_Exercise:_ Output the full listing below exactly as it reads, and skip anything that is a picture.
>> Start
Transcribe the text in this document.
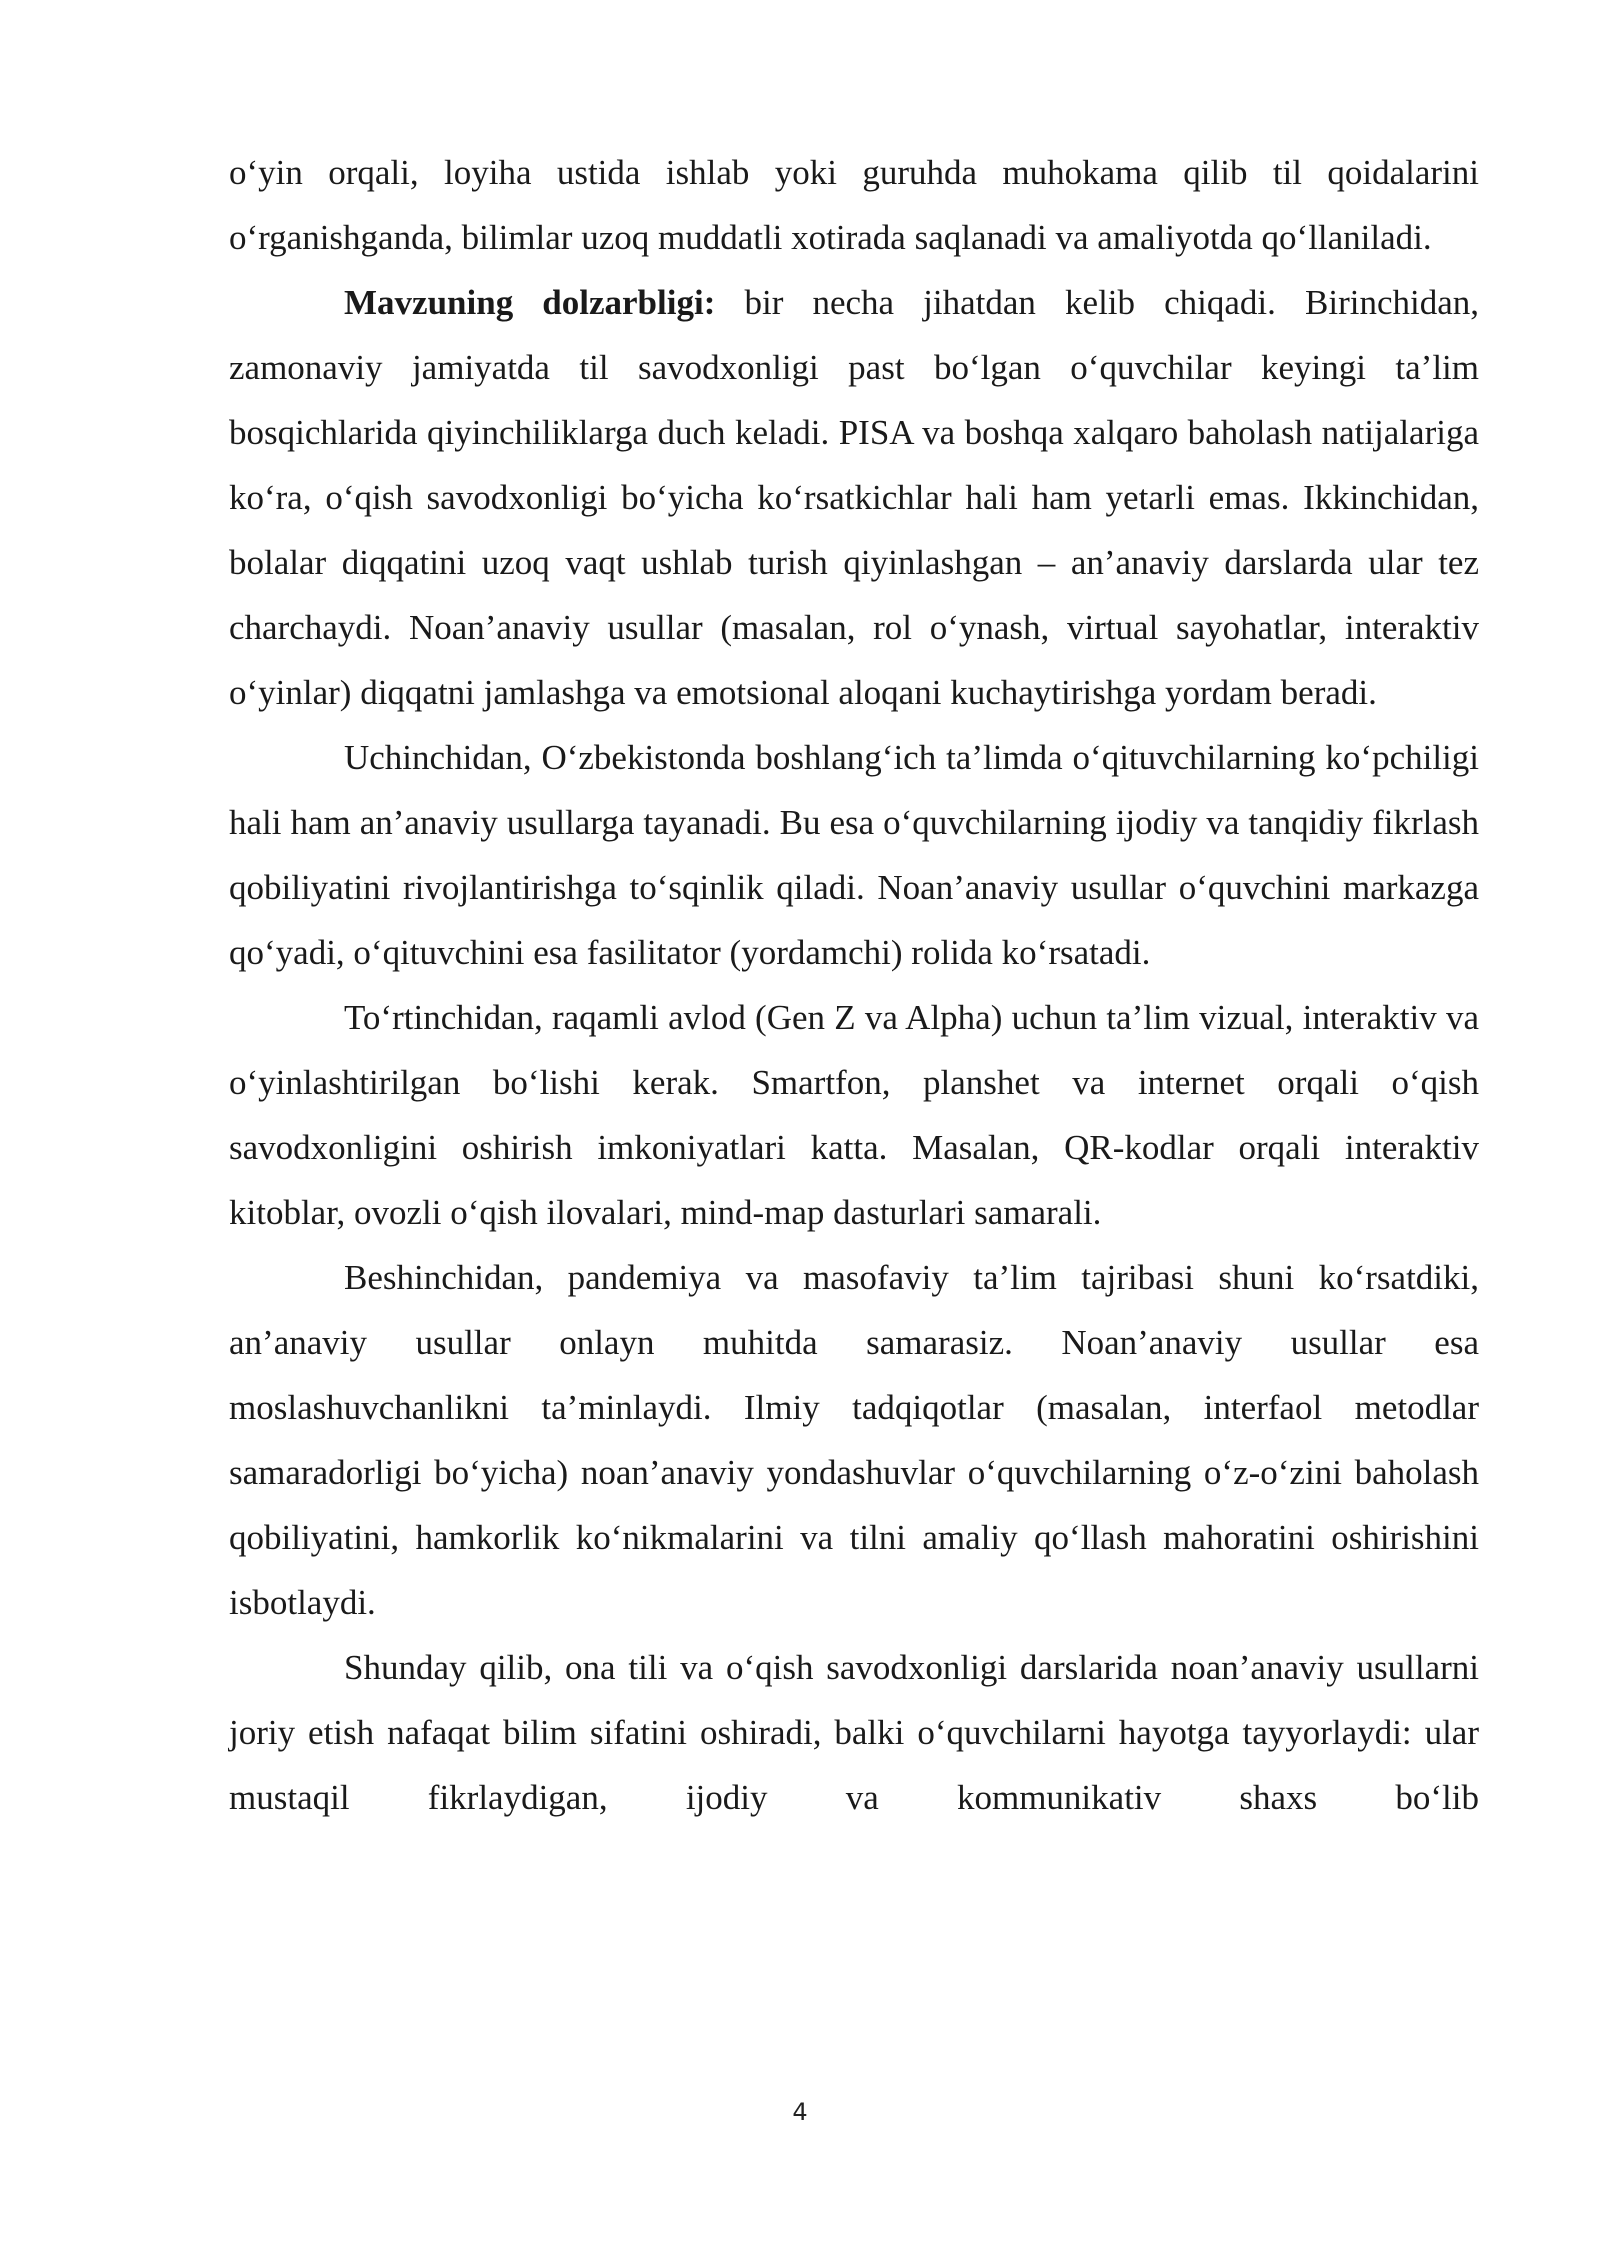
o‘yin orqali, loyiha ustida ishlab yoki guruhda muhokama qilib til qoidalarini o‘rganishganda, bilimlar uzoq muddatli xotirada saqlanadi va amaliyotda qo‘llaniladi.

Mavzuning dolzarbligi: bir necha jihatdan kelib chiqadi. Birinchidan, zamonaviy jamiyatda til savodxonligi past bo‘lgan o‘quvchilar keyingi ta’lim bosqichlarida qiyinchiliklarga duch keladi. PISA va boshqa xalqaro baholash natijalariga ko‘ra, o‘qish savodxonligi bo‘yicha ko‘rsatkichlar hali ham yetarli emas. Ikkinchidan, bolalar diqqatini uzoq vaqt ushlab turish qiyinlashgan – an’anaviy darslarda ular tez charchaydi. Noan’anaviy usullar (masalan, rol o‘ynash, virtual sayohatlar, interaktiv o‘yinlar) diqqatni jamlashga va emotsional aloqani kuchaytirishga yordam beradi.

Uchinchidan, O‘zbekistonda boshlang‘ich ta’limda o‘qituvchilarning ko‘pchiligi hali ham an’anaviy usullarga tayanadi. Bu esa o‘quvchilarning ijodiy va tanqidiy fikrlash qobiliyatini rivojlantirishga to‘sqinlik qiladi. Noan’anaviy usullar o‘quvchini markazga qo‘yadi, o‘qituvchini esa fasilitator (yordamchi) rolida ko‘rsatadi.

To‘rtinchidan, raqamli avlod (Gen Z va Alpha) uchun ta’lim vizual, interaktiv va o‘yinlashtirilgan bo‘lishi kerak. Smartfon, planshet va internet orqali o‘qish savodxonligini oshirish imkoniyatlari katta. Masalan, QR-kodlar orqali interaktiv kitoblar, ovozli o‘qish ilovalari, mind-map dasturlari samarali.

Beshinchidan, pandemiya va masofaviy ta’lim tajribasi shuni ko‘rsatdiki, an’anaviy usullar onlayn muhitda samarasiz. Noan’anaviy usullar esa moslashuvchanlikni ta’minlaydi. Ilmiy tadqiqotlar (masalan, interfaol metodlar samaradorligi bo‘yicha) noan’anaviy yondashuvlar o‘quvchilarning o‘z-o‘zini baholash qobiliyatini, hamkorlik ko‘nikmalarini va tilni amaliy qo‘llash mahoratini oshirishini isbotlaydi.

Shunday qilib, ona tili va o‘qish savodxonligi darslarida noan’anaviy usullarni joriy etish nafaqat bilim sifatini oshiradi, balki o‘quvchilarni hayotga tayyorlaydi: ular mustaqil fikrlaydigan, ijodiy va kommunikativ shaxs bo‘lib

4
>> End
_Output for this exercise:_
Transcribe the text in this document.
o‘yin orqali, loyiha ustida ishlab yoki guruhda muhokama qilib til qoidalarini o‘rganishganda, bilimlar uzoq muddatli xotirada saqlanadi va amaliyotda qo‘llaniladi.

Mavzuning dolzarbligi: bir necha jihatdan kelib chiqadi. Birinchidan, zamonaviy jamiyatda til savodxonligi past bo‘lgan o‘quvchilar keyingi ta’lim bosqichlarida qiyinchiliklarga duch keladi. PISA va boshqa xalqaro baholash natijalariga ko‘ra, o‘qish savodxonligi bo‘yicha ko‘rsatkichlar hali ham yetarli emas. Ikkinchidan, bolalar diqqatini uzoq vaqt ushlab turish qiyinlashgan – an’anaviy darslarda ular tez charchaydi. Noan’anaviy usullar (masalan, rol o‘ynash, virtual sayohatlar, interaktiv o‘yinlar) diqqatni jamlashga va emotsional aloqani kuchaytirishga yordam beradi.

Uchinchidan, O‘zbekistonda boshlang‘ich ta’limda o‘qituvchilarning ko‘pchiligi hali ham an’anaviy usullarga tayanadi. Bu esa o‘quvchilarning ijodiy va tanqidiy fikrlash qobiliyatini rivojlantirishga to‘sqinlik qiladi. Noan’anaviy usullar o‘quvchini markazga qo‘yadi, o‘qituvchini esa fasilitator (yordamchi) rolida ko‘rsatadi.

To‘rtinchidan, raqamli avlod (Gen Z va Alpha) uchun ta’lim vizual, interaktiv va o‘yinlashtirilgan bo‘lishi kerak. Smartfon, planshet va internet orqali o‘qish savodxonligini oshirish imkoniyatlari katta. Masalan, QR-kodlar orqali interaktiv kitoblar, ovozli o‘qish ilovalari, mind-map dasturlari samarali.

Beshinchidan, pandemiya va masofaviy ta’lim tajribasi shuni ko‘rsatdiki, an’anaviy usullar onlayn muhitda samarasiz. Noan’anaviy usullar esa moslashuvchanlikni ta’minlaydi. Ilmiy tadqiqotlar (masalan, interfaol metodlar samaradorligi bo‘yicha) noan’anaviy yondashuvlar o‘quvchilarning o‘z-o‘zini baholash qobiliyatini, hamkorlik ko‘nikmalarini va tilni amaliy qo‘llash mahoratini oshirishini isbotlaydi.

Shunday qilib, ona tili va o‘qish savodxonligi darslarida noan’anaviy usullarni joriy etish nafaqat bilim sifatini oshiradi, balki o‘quvchilarni hayotga tayyorlaydi: ular mustaqil fikrlaydigan, ijodiy va kommunikativ shaxs bo‘lib

4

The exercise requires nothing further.